• Your task:
Your task is to copy the listing exactly. Drop any pictures from the copy.

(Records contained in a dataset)
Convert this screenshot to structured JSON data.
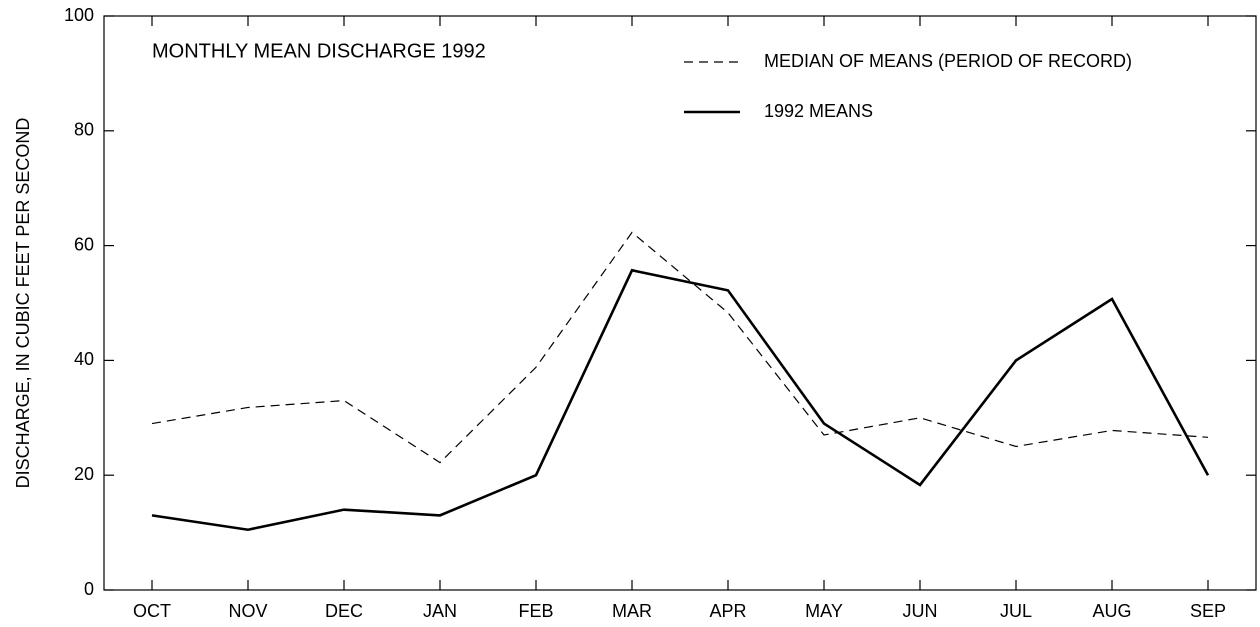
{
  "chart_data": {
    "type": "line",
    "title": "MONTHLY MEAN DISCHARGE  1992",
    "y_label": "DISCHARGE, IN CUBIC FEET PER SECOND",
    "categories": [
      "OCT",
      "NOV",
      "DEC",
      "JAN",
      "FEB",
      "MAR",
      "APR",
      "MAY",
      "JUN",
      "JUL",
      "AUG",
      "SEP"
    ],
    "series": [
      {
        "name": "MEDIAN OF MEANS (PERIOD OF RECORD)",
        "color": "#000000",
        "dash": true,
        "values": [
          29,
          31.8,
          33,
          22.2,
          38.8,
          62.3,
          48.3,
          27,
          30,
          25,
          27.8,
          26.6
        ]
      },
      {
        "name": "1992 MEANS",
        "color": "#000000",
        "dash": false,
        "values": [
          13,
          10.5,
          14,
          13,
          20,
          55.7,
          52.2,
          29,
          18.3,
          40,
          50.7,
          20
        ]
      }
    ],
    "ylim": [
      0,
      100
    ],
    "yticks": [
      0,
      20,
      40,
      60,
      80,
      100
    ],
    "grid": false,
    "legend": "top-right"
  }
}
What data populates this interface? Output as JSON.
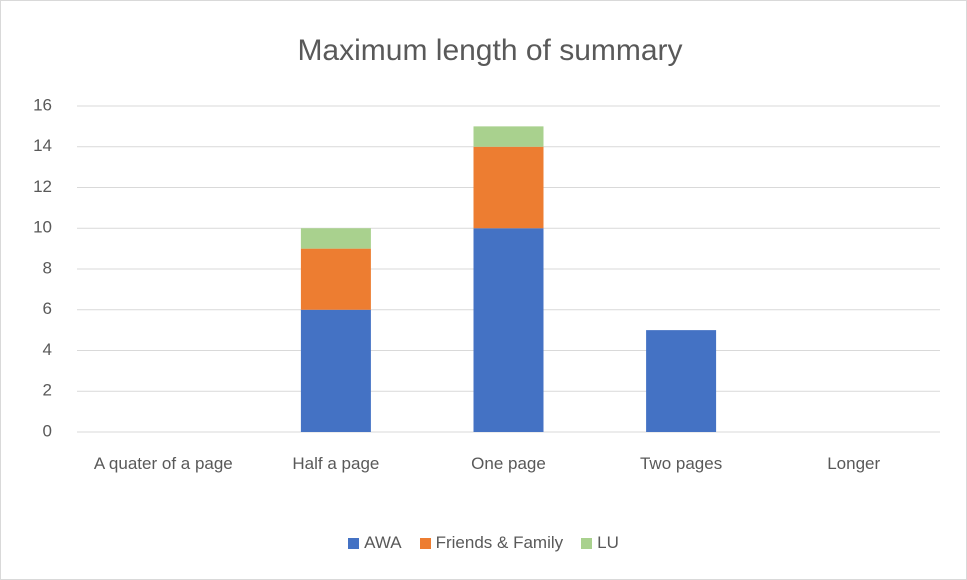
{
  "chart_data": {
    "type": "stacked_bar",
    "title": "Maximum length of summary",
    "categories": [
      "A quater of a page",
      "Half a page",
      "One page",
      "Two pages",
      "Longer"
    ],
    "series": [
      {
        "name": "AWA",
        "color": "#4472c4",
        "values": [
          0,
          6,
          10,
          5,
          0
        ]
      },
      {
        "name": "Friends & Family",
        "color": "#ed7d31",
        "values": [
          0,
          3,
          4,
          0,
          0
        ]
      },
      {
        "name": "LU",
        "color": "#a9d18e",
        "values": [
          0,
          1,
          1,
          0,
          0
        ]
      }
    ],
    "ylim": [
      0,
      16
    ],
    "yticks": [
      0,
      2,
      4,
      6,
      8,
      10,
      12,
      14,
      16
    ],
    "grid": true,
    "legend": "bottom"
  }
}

• Output for this task:
Convert this screenshot to structured JSON data.
{
  "chart_data": {
    "type": "line",
    "title": "MONTHLY MEAN DISCHARGE  1992",
    "y_label": "DISCHARGE, IN CUBIC FEET PER SECOND",
    "categories": [
      "OCT",
      "NOV",
      "DEC",
      "JAN",
      "FEB",
      "MAR",
      "APR",
      "MAY",
      "JUN",
      "JUL",
      "AUG",
      "SEP"
    ],
    "series": [
      {
        "name": "MEDIAN OF MEANS (PERIOD OF RECORD)",
        "color": "#000000",
        "dash": true,
        "values": [
          29,
          31.8,
          33,
          22.2,
          38.8,
          62.3,
          48.3,
          27,
          30,
          25,
          27.8,
          26.6
        ]
      },
      {
        "name": "1992 MEANS",
        "color": "#000000",
        "dash": false,
        "values": [
          13,
          10.5,
          14,
          13,
          20,
          55.7,
          52.2,
          29,
          18.3,
          40,
          50.7,
          20
        ]
      }
    ],
    "ylim": [
      0,
      100
    ],
    "yticks": [
      0,
      20,
      40,
      60,
      80,
      100
    ],
    "grid": false,
    "legend": "top-right"
  }
}
What data populates this interface? Output as JSON.
{
  "chart_data": {
    "type": "stacked_bar",
    "title": "Maximum length of summary",
    "categories": [
      "A quater of a page",
      "Half a page",
      "One page",
      "Two pages",
      "Longer"
    ],
    "series": [
      {
        "name": "AWA",
        "color": "#4472c4",
        "values": [
          0,
          6,
          10,
          5,
          0
        ]
      },
      {
        "name": "Friends & Family",
        "color": "#ed7d31",
        "values": [
          0,
          3,
          4,
          0,
          0
        ]
      },
      {
        "name": "LU",
        "color": "#a9d18e",
        "values": [
          0,
          1,
          1,
          0,
          0
        ]
      }
    ],
    "ylim": [
      0,
      16
    ],
    "yticks": [
      0,
      2,
      4,
      6,
      8,
      10,
      12,
      14,
      16
    ],
    "grid": true,
    "legend": "bottom"
  }
}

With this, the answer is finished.